■ WHAT THE TASK ASKS ■
Write out every record in full, exactly as written, please.

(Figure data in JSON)
☆ ☆ ☆ ☆ ☆
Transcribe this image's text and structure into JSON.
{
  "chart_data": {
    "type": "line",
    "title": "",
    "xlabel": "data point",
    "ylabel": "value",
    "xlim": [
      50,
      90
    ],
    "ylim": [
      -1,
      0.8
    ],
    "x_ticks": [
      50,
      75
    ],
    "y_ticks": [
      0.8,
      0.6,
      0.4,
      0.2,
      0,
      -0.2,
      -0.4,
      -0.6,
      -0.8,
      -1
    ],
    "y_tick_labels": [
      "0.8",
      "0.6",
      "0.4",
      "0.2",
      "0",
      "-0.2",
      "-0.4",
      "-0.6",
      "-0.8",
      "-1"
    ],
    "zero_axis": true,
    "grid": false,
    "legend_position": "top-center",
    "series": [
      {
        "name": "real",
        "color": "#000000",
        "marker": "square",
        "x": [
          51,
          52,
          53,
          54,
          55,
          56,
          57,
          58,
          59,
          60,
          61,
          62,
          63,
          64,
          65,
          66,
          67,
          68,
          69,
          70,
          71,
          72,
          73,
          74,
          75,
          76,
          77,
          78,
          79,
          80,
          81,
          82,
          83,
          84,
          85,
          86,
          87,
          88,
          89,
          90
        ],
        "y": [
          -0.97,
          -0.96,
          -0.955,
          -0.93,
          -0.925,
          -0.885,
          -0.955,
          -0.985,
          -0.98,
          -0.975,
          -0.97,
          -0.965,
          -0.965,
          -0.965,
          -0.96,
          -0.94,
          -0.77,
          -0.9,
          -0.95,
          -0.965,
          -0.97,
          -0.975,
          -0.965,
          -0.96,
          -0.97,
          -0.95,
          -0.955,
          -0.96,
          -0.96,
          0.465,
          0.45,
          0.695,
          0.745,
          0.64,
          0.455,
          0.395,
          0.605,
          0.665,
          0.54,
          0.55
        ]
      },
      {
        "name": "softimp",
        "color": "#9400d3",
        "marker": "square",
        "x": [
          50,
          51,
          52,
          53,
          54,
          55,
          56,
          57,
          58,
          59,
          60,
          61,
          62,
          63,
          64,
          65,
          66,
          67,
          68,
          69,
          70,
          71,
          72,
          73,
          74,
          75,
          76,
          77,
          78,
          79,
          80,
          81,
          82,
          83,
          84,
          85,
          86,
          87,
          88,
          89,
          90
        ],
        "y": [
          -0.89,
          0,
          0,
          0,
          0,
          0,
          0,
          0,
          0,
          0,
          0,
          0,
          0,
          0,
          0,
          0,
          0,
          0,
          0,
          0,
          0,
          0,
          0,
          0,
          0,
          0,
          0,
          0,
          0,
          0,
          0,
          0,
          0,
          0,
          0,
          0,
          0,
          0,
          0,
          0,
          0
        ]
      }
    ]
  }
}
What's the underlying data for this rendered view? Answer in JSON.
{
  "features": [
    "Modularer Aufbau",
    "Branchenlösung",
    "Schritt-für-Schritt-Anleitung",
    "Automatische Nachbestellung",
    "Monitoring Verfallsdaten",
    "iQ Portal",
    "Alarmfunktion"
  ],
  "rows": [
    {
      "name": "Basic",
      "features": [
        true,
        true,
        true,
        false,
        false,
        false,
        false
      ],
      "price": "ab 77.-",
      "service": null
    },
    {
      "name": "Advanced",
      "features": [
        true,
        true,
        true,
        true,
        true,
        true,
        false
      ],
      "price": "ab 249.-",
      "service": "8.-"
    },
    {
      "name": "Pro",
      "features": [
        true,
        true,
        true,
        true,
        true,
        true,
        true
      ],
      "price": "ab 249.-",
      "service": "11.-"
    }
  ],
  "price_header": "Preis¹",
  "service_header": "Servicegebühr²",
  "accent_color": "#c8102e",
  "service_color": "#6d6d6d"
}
☆ ☆ ☆ ☆ ☆
■ RESPONSE ■
Transcribe this image's text and structure into JSON.
{
  "chart_data": {
    "type": "line",
    "title": "",
    "xlabel": "data point",
    "ylabel": "value",
    "xlim": [
      50,
      90
    ],
    "ylim": [
      -1,
      0.8
    ],
    "x_ticks": [
      50,
      75
    ],
    "y_ticks": [
      0.8,
      0.6,
      0.4,
      0.2,
      0,
      -0.2,
      -0.4,
      -0.6,
      -0.8,
      -1
    ],
    "y_tick_labels": [
      "0.8",
      "0.6",
      "0.4",
      "0.2",
      "0",
      "-0.2",
      "-0.4",
      "-0.6",
      "-0.8",
      "-1"
    ],
    "zero_axis": true,
    "grid": false,
    "legend_position": "top-center",
    "series": [
      {
        "name": "real",
        "color": "#000000",
        "marker": "square",
        "x": [
          51,
          52,
          53,
          54,
          55,
          56,
          57,
          58,
          59,
          60,
          61,
          62,
          63,
          64,
          65,
          66,
          67,
          68,
          69,
          70,
          71,
          72,
          73,
          74,
          75,
          76,
          77,
          78,
          79,
          80,
          81,
          82,
          83,
          84,
          85,
          86,
          87,
          88,
          89,
          90
        ],
        "y": [
          -0.97,
          -0.96,
          -0.955,
          -0.93,
          -0.925,
          -0.885,
          -0.955,
          -0.985,
          -0.98,
          -0.975,
          -0.97,
          -0.965,
          -0.965,
          -0.965,
          -0.96,
          -0.94,
          -0.77,
          -0.9,
          -0.95,
          -0.965,
          -0.97,
          -0.975,
          -0.965,
          -0.96,
          -0.97,
          -0.95,
          -0.955,
          -0.96,
          -0.96,
          0.465,
          0.45,
          0.695,
          0.745,
          0.64,
          0.455,
          0.395,
          0.605,
          0.665,
          0.54,
          0.55
        ]
      },
      {
        "name": "softimp",
        "color": "#9400d3",
        "marker": "square",
        "x": [
          50,
          51,
          52,
          53,
          54,
          55,
          56,
          57,
          58,
          59,
          60,
          61,
          62,
          63,
          64,
          65,
          66,
          67,
          68,
          69,
          70,
          71,
          72,
          73,
          74,
          75,
          76,
          77,
          78,
          79,
          80,
          81,
          82,
          83,
          84,
          85,
          86,
          87,
          88,
          89,
          90
        ],
        "y": [
          -0.89,
          0,
          0,
          0,
          0,
          0,
          0,
          0,
          0,
          0,
          0,
          0,
          0,
          0,
          0,
          0,
          0,
          0,
          0,
          0,
          0,
          0,
          0,
          0,
          0,
          0,
          0,
          0,
          0,
          0,
          0,
          0,
          0,
          0,
          0,
          0,
          0,
          0,
          0,
          0,
          0
        ]
      }
    ]
  }
}
What's the underlying data for this rendered view? Answer in JSON.
{
  "features": [
    "Modularer Aufbau",
    "Branchenlösung",
    "Schritt-für-Schritt-Anleitung",
    "Automatische Nachbestellung",
    "Monitoring Verfallsdaten",
    "iQ Portal",
    "Alarmfunktion"
  ],
  "rows": [
    {
      "name": "Basic",
      "features": [
        true,
        true,
        true,
        false,
        false,
        false,
        false
      ],
      "price": "ab 77.-",
      "service": null
    },
    {
      "name": "Advanced",
      "features": [
        true,
        true,
        true,
        true,
        true,
        true,
        false
      ],
      "price": "ab 249.-",
      "service": "8.-"
    },
    {
      "name": "Pro",
      "features": [
        true,
        true,
        true,
        true,
        true,
        true,
        true
      ],
      "price": "ab 249.-",
      "service": "11.-"
    }
  ],
  "price_header": "Preis¹",
  "service_header": "Servicegebühr²",
  "accent_color": "#c8102e",
  "service_color": "#6d6d6d"
}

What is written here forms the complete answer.